▶ _GIVEN EXERCISE_: Sift the listing for lines that hold the string "但不排除" and pull them out.

====== LISTED ENTRIES ======

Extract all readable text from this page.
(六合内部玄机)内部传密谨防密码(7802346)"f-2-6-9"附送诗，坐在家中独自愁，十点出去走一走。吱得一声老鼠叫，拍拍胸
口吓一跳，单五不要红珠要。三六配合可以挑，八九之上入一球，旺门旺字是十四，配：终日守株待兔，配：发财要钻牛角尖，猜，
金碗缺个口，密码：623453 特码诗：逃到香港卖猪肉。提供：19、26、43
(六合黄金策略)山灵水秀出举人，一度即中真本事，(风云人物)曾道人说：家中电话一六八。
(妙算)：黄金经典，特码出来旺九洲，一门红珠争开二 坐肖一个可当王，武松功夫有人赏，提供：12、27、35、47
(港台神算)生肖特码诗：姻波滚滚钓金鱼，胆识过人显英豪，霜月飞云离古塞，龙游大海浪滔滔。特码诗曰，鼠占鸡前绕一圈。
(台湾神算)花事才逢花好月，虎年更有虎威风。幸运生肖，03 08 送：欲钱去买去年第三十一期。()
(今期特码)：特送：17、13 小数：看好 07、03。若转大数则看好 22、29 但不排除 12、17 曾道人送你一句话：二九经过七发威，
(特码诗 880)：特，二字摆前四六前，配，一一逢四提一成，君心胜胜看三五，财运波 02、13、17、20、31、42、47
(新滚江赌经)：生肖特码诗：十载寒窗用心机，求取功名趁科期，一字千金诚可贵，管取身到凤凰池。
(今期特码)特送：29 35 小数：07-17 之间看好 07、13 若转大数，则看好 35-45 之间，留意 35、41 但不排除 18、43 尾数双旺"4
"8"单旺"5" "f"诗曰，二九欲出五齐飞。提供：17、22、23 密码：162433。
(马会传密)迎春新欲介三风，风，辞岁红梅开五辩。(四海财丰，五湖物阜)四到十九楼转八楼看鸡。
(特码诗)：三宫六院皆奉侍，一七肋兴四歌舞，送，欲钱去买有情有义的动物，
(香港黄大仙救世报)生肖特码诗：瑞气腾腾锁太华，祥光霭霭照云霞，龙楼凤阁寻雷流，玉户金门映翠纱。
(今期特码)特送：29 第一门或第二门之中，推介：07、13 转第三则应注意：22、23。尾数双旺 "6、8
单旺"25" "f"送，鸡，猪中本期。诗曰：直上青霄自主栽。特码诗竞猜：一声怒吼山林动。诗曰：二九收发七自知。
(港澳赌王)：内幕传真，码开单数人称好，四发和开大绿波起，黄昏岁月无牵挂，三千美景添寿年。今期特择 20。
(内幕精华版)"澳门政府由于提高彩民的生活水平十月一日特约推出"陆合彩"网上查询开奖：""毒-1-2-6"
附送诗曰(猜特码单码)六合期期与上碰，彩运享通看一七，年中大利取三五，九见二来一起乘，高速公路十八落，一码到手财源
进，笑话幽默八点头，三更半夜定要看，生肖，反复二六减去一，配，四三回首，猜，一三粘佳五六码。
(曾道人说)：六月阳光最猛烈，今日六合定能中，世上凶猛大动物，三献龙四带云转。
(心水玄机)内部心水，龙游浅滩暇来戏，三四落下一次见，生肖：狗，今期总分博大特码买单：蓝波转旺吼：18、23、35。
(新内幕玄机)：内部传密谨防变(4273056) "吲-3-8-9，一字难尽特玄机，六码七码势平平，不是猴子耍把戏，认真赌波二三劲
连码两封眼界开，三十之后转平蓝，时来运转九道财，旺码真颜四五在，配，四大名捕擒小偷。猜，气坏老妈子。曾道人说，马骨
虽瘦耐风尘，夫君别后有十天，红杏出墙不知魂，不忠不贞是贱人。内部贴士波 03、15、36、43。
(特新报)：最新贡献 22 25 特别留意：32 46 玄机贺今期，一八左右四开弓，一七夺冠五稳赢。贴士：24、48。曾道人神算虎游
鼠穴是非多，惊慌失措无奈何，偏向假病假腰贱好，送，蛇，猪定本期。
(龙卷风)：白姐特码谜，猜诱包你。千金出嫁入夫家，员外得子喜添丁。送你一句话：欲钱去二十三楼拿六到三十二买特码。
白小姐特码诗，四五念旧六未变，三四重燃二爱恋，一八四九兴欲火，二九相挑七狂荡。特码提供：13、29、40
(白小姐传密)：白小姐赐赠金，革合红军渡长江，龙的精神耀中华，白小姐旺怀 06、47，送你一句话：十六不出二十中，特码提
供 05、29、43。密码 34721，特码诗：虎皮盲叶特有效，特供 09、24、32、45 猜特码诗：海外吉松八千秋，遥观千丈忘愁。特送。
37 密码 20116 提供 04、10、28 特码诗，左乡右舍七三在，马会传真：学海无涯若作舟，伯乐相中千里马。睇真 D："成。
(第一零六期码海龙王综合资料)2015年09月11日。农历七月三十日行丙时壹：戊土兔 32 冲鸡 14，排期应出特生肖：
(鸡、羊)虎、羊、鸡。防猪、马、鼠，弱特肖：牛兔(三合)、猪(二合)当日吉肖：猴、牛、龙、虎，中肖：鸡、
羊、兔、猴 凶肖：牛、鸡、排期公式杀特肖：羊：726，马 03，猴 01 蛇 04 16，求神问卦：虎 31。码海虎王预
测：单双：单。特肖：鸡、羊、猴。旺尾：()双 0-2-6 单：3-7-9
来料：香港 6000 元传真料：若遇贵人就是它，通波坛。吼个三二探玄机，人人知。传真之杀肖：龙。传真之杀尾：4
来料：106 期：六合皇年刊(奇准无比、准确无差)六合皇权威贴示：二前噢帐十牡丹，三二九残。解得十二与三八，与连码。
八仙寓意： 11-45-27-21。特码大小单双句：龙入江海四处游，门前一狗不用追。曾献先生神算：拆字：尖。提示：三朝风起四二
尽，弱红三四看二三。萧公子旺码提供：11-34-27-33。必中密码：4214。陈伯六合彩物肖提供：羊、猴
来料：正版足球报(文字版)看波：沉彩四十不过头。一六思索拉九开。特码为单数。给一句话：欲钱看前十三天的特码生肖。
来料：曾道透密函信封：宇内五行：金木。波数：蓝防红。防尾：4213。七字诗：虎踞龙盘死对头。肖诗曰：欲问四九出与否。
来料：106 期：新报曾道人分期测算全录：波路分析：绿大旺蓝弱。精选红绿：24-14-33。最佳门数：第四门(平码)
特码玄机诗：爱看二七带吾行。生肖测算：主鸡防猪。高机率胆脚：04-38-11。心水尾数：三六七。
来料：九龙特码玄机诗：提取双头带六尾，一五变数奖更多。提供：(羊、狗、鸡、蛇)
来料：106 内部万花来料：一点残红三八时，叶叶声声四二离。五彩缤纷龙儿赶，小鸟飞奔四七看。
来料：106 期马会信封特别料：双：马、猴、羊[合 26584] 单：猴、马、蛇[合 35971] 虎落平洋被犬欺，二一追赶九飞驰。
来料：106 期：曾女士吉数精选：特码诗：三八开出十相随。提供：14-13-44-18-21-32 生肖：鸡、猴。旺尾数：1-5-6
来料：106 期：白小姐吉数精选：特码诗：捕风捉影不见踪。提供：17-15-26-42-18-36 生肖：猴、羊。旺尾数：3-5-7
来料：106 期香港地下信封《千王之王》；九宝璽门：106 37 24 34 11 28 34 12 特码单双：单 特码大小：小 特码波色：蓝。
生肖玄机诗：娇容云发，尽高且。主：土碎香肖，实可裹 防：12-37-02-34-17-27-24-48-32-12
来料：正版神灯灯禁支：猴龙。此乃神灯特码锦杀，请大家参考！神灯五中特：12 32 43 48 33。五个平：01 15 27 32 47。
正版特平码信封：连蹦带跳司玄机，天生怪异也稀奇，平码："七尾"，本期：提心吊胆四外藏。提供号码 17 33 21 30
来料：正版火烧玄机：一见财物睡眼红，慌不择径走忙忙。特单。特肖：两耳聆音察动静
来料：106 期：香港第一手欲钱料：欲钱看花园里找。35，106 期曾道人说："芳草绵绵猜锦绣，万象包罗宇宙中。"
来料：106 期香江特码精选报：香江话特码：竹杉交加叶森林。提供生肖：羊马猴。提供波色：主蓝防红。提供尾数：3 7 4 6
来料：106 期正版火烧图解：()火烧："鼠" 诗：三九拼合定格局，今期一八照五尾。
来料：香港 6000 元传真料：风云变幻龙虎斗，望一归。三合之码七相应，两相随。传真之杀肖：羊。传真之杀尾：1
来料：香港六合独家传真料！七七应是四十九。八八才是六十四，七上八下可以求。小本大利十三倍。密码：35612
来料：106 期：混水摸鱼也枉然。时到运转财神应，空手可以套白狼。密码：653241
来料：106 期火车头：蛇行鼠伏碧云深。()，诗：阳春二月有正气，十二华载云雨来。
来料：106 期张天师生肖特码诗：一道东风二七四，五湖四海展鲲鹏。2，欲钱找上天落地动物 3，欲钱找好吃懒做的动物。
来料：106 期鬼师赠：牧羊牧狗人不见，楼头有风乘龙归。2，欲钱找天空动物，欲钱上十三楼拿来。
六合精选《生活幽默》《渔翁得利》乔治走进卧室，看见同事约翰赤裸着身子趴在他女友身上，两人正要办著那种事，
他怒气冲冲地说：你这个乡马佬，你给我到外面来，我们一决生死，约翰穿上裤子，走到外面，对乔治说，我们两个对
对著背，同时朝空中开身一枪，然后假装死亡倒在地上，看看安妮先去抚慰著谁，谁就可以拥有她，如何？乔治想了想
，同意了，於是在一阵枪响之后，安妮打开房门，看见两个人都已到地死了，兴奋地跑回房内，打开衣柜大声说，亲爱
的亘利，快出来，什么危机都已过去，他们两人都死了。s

======

▶ _SOLUTION TO THE EXERCISE_:
(今期特码)：特送：17、13 小数：看好 07、03。若转大数则看好 22、29 但不排除 12、17 曾道人送你一句话：二九经过七发威，
(今期特码)特送：29 35 小数：07-17 之间看好 07、13 若转大数，则看好 35-45 之间，留意 35、41 但不排除 18、43 尾数双旺"4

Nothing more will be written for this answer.